* BEGIN *

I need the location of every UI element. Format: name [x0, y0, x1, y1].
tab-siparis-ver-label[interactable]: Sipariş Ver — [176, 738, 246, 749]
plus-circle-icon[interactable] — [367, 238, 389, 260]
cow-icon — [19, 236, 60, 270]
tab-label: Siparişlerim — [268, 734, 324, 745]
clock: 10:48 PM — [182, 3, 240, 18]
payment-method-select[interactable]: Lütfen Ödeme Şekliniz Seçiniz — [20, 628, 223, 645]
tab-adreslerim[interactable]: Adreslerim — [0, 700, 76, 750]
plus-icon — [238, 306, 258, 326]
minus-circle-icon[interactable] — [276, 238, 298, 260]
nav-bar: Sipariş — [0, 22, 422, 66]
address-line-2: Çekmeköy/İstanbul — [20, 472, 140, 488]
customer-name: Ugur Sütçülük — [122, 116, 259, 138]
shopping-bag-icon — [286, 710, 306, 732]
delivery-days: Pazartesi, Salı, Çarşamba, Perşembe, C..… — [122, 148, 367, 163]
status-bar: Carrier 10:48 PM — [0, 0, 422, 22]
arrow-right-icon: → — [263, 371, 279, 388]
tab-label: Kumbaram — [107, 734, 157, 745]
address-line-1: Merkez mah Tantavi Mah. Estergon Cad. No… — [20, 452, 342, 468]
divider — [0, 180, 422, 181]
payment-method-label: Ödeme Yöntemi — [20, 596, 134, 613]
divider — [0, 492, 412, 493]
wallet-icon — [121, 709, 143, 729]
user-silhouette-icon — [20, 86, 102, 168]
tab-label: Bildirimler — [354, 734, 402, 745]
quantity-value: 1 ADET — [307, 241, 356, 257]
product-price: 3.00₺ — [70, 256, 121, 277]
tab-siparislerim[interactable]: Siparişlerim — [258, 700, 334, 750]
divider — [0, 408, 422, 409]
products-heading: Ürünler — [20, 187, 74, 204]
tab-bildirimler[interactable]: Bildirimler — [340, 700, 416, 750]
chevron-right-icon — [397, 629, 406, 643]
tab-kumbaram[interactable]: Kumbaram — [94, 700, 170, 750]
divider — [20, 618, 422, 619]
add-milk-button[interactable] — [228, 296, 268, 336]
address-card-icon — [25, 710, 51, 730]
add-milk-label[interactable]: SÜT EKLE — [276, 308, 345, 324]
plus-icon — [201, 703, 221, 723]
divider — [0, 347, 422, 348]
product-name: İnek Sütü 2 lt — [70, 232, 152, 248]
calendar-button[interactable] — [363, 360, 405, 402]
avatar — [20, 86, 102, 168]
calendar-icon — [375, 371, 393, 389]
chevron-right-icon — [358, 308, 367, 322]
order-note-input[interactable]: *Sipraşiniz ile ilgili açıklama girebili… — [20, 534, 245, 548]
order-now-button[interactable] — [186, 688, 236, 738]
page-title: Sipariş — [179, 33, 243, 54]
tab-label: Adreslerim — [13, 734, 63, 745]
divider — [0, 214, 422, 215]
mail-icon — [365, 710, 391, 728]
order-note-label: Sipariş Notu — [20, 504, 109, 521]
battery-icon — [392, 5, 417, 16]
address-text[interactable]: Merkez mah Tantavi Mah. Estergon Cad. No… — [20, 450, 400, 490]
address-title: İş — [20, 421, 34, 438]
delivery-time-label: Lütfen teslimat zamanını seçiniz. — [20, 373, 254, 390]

* END *

■ **WHAT TO WORK ON**: Write out every line of the item above word for word, with each name and its coordinates unchanged.

■ **SOLUTION TO THIS PROBLEM**:
I need the location of every UI element. Format: name [x0, y0, x1, y1].
tab-siparis-ver-label[interactable]: Sipariş Ver — [176, 738, 246, 749]
plus-circle-icon[interactable] — [367, 238, 389, 260]
cow-icon — [19, 236, 60, 270]
tab-label: Siparişlerim — [268, 734, 324, 745]
clock: 10:48 PM — [182, 3, 240, 18]
payment-method-select[interactable]: Lütfen Ödeme Şekliniz Seçiniz — [20, 628, 223, 645]
tab-adreslerim[interactable]: Adreslerim — [0, 700, 76, 750]
plus-icon — [238, 306, 258, 326]
minus-circle-icon[interactable] — [276, 238, 298, 260]
nav-bar: Sipariş — [0, 22, 422, 66]
address-line-2: Çekmeköy/İstanbul — [20, 472, 140, 488]
customer-name: Ugur Sütçülük — [122, 116, 259, 138]
shopping-bag-icon — [286, 710, 306, 732]
delivery-days: Pazartesi, Salı, Çarşamba, Perşembe, C..… — [122, 148, 367, 163]
status-bar: Carrier 10:48 PM — [0, 0, 422, 22]
arrow-right-icon: → — [263, 371, 279, 388]
tab-label: Kumbaram — [107, 734, 157, 745]
address-line-1: Merkez mah Tantavi Mah. Estergon Cad. No… — [20, 452, 342, 468]
divider — [0, 180, 422, 181]
payment-method-label: Ödeme Yöntemi — [20, 596, 134, 613]
divider — [0, 492, 412, 493]
wallet-icon — [121, 709, 143, 729]
user-silhouette-icon — [20, 86, 102, 168]
tab-label: Bildirimler — [354, 734, 402, 745]
quantity-value: 1 ADET — [307, 241, 356, 257]
product-price: 3.00₺ — [70, 256, 121, 277]
tab-siparislerim[interactable]: Siparişlerim — [258, 700, 334, 750]
divider — [0, 408, 422, 409]
products-heading: Ürünler — [20, 187, 74, 204]
tab-bildirimler[interactable]: Bildirimler — [340, 700, 416, 750]
chevron-right-icon — [397, 629, 406, 643]
tab-kumbaram[interactable]: Kumbaram — [94, 700, 170, 750]
divider — [20, 618, 422, 619]
add-milk-button[interactable] — [228, 296, 268, 336]
address-card-icon — [25, 710, 51, 730]
add-milk-label[interactable]: SÜT EKLE — [276, 308, 345, 324]
plus-icon — [201, 703, 221, 723]
divider — [0, 347, 422, 348]
product-name: İnek Sütü 2 lt — [70, 232, 152, 248]
calendar-button[interactable] — [363, 360, 405, 402]
avatar — [20, 86, 102, 168]
calendar-icon — [375, 371, 393, 389]
chevron-right-icon — [358, 308, 367, 322]
order-note-input[interactable]: *Sipraşiniz ile ilgili açıklama girebili… — [20, 534, 245, 548]
order-now-button[interactable] — [186, 688, 236, 738]
page-title: Sipariş — [179, 33, 243, 54]
tab-label: Adreslerim — [13, 734, 63, 745]
divider — [0, 214, 422, 215]
mail-icon — [365, 710, 391, 728]
order-note-label: Sipariş Notu — [20, 504, 109, 521]
battery-icon — [392, 5, 417, 16]
address-text[interactable]: Merkez mah Tantavi Mah. Estergon Cad. No… — [20, 450, 400, 490]
address-title: İş — [20, 421, 34, 438]
delivery-time-label: Lütfen teslimat zamanını seçiniz. — [20, 373, 254, 390]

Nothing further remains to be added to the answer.